Start of Data for this task
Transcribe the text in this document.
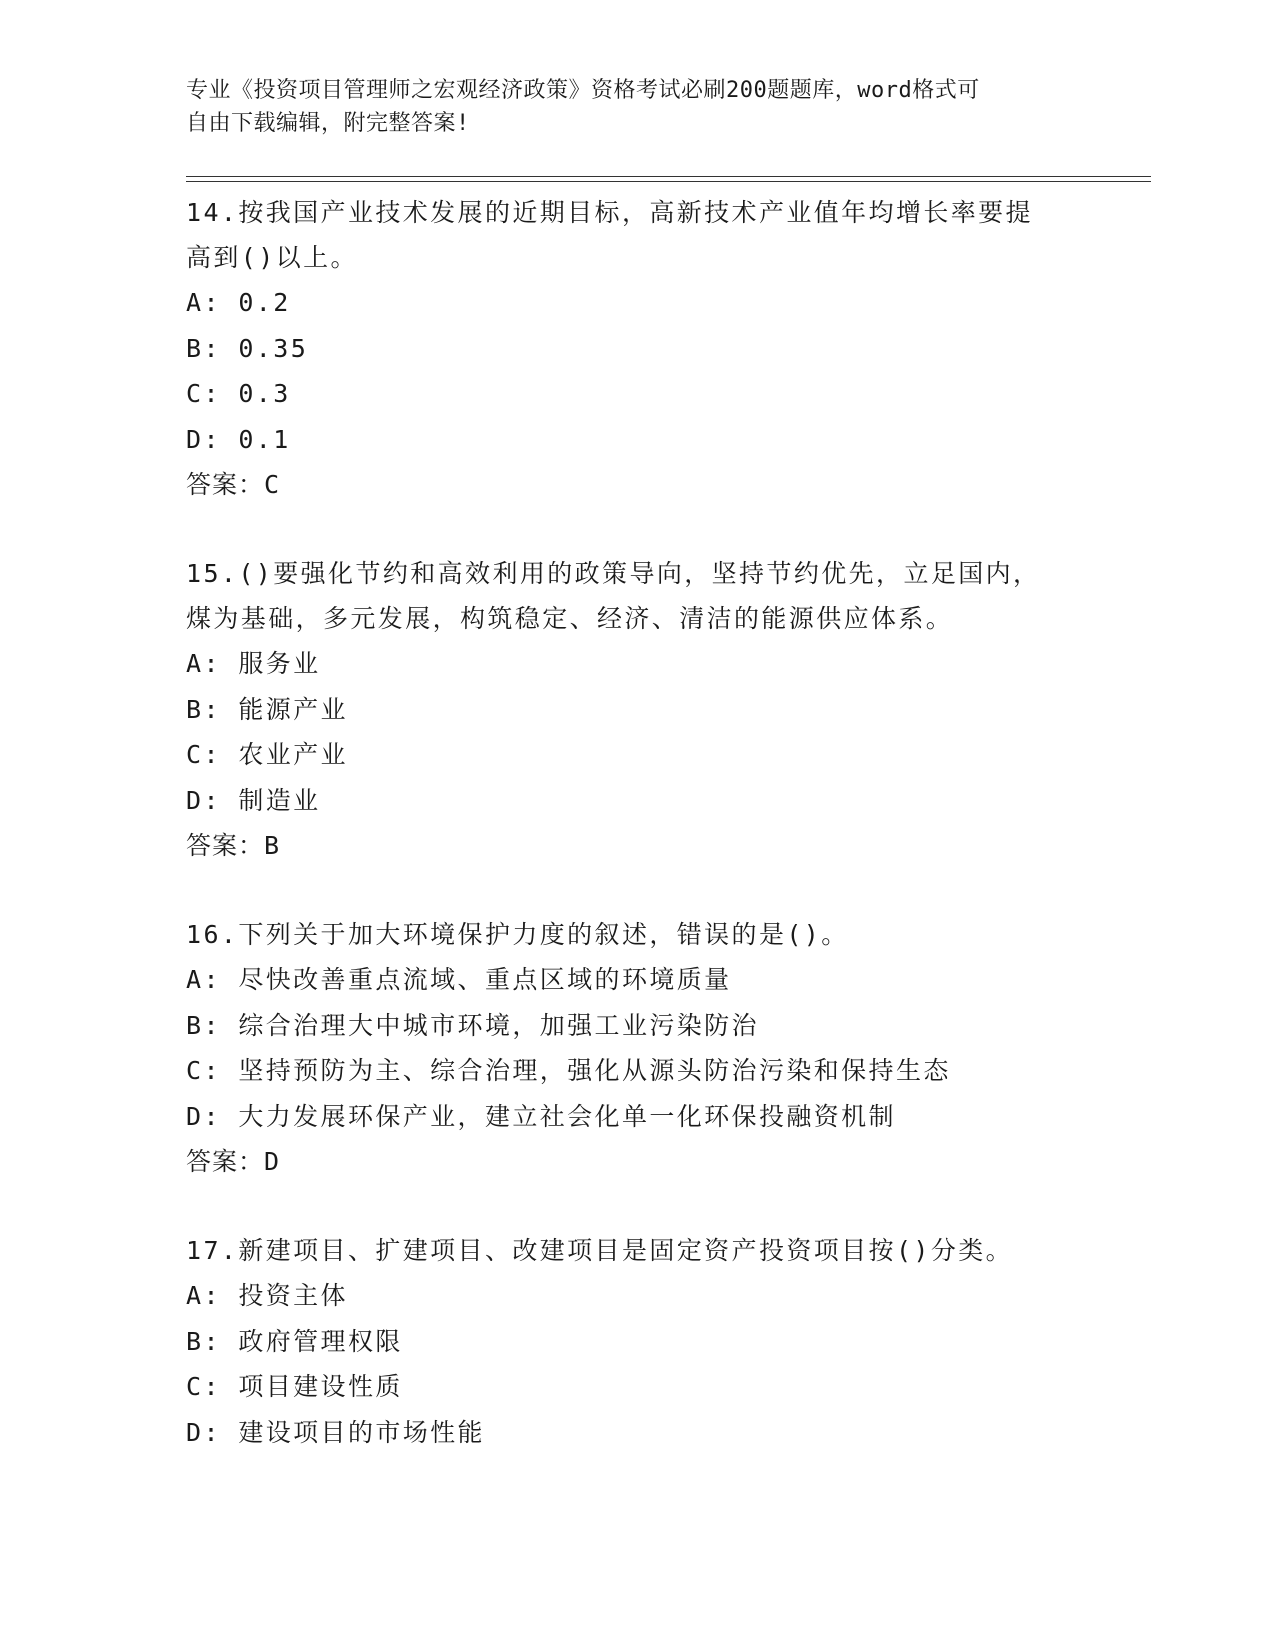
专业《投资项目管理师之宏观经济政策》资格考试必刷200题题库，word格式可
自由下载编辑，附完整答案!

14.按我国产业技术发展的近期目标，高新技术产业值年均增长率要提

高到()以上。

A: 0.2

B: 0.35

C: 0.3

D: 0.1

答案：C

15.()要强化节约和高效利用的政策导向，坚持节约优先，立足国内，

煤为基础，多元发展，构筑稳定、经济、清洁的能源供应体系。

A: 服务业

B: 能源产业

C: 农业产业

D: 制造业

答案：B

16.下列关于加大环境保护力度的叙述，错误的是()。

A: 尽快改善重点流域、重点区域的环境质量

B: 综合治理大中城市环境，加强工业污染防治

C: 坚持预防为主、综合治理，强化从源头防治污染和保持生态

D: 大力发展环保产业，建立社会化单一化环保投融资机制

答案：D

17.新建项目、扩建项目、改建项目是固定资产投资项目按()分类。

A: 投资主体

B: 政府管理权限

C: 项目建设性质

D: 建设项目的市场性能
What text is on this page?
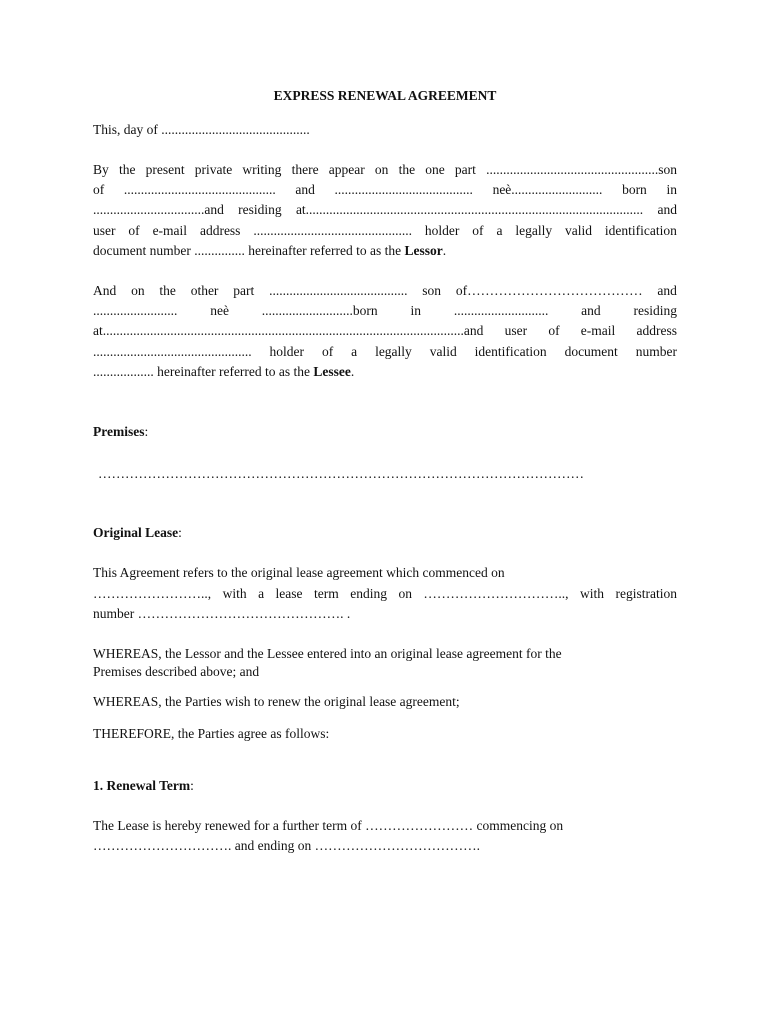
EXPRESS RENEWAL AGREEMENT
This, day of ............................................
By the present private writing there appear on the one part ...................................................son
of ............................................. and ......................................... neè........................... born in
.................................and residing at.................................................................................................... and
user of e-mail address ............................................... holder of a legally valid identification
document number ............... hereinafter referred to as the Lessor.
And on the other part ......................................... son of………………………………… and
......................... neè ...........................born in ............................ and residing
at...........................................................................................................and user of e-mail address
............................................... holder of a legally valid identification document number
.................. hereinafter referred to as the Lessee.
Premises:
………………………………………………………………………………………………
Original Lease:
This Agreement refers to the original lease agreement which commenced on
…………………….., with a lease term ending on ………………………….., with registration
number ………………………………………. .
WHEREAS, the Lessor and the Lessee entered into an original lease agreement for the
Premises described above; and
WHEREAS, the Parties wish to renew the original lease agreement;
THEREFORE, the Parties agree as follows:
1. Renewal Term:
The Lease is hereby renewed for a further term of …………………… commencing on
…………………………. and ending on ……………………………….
End of Data for this task
Start of Data for this task
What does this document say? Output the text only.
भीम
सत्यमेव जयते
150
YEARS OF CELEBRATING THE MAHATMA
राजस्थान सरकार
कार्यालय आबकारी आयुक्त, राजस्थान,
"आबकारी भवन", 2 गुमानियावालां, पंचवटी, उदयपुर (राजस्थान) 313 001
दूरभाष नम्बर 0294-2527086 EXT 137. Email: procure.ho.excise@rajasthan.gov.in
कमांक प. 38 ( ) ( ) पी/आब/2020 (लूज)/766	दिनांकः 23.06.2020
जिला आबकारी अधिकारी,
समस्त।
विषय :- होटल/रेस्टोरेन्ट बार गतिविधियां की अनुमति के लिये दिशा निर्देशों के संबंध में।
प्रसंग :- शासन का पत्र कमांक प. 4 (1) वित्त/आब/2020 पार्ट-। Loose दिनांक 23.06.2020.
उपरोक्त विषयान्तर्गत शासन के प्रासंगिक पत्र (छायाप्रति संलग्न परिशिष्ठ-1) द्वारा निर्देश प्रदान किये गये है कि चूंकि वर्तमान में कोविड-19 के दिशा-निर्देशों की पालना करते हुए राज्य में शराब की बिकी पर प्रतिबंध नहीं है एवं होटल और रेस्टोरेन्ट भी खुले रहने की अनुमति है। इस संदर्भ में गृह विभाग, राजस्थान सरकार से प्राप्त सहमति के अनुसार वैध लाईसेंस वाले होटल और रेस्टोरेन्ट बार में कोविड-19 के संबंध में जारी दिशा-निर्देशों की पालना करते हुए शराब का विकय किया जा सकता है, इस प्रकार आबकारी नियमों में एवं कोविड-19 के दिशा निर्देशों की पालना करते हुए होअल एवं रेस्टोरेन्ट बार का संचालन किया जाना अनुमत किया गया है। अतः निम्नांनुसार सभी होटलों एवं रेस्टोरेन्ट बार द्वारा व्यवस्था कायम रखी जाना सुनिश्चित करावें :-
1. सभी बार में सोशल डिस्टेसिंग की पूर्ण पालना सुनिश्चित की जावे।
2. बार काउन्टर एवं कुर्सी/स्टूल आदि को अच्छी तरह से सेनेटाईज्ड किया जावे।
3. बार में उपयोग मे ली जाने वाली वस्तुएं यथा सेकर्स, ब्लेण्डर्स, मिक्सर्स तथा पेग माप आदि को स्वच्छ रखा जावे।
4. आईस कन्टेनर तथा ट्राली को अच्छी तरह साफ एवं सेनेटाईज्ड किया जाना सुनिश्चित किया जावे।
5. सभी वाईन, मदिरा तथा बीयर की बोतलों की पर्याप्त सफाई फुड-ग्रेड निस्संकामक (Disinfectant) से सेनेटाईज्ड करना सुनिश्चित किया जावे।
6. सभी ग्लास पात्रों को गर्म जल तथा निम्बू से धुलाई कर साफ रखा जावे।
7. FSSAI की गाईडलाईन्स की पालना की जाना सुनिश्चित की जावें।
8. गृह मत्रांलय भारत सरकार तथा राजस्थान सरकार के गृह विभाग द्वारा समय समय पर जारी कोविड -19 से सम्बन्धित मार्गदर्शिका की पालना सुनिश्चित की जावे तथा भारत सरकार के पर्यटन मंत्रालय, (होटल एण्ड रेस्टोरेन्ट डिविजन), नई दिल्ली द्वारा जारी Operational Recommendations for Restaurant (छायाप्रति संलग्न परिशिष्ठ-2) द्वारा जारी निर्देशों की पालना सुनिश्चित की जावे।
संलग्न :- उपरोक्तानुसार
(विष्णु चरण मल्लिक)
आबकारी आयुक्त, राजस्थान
End of Data for this task
Start of Data for this task
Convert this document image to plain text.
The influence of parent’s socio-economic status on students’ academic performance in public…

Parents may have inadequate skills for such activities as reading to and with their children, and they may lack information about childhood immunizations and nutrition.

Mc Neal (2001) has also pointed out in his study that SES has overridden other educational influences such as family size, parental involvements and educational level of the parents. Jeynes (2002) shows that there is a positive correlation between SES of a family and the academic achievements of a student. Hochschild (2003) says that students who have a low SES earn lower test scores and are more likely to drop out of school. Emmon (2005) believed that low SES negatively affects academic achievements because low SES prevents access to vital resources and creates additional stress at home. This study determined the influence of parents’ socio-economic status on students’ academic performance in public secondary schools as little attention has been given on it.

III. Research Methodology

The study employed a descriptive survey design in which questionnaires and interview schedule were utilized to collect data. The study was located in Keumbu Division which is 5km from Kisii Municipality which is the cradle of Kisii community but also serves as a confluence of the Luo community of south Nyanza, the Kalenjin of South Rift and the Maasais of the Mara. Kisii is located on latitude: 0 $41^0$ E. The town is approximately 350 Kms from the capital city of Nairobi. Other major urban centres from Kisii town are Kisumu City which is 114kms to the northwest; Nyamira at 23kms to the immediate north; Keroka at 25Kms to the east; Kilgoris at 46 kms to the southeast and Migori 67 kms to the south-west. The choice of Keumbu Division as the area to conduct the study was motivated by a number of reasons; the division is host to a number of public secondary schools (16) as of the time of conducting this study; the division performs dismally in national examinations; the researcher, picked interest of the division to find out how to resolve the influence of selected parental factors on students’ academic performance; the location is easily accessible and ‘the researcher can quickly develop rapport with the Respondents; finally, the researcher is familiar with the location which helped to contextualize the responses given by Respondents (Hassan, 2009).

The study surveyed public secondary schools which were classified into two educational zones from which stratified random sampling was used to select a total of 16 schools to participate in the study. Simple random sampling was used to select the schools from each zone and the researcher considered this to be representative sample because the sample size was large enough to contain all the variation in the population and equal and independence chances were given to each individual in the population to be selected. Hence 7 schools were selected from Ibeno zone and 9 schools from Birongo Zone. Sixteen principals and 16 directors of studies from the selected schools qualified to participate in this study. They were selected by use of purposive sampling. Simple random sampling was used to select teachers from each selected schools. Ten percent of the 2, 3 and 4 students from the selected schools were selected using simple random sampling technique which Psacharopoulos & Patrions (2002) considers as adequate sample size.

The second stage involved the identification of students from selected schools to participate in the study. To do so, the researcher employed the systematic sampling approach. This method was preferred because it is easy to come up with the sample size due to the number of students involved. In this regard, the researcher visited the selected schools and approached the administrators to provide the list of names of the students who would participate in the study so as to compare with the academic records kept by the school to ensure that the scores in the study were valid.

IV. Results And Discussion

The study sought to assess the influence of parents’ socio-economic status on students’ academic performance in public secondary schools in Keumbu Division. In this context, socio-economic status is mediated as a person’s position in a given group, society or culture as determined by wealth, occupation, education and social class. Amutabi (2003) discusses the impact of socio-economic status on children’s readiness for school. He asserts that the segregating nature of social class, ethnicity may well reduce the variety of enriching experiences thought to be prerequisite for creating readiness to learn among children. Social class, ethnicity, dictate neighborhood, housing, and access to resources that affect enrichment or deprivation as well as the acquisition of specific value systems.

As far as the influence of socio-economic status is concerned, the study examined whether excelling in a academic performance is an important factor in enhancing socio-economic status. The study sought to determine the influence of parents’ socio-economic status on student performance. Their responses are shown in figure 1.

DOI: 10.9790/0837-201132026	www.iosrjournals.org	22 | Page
End of Data for this task
What is asked: From the data above, copy each line where the string "address" appears.

Written solution:
user of e-mail address ............................................... holder of a legally valid identification
at...........................................................................................................and user of e-mail address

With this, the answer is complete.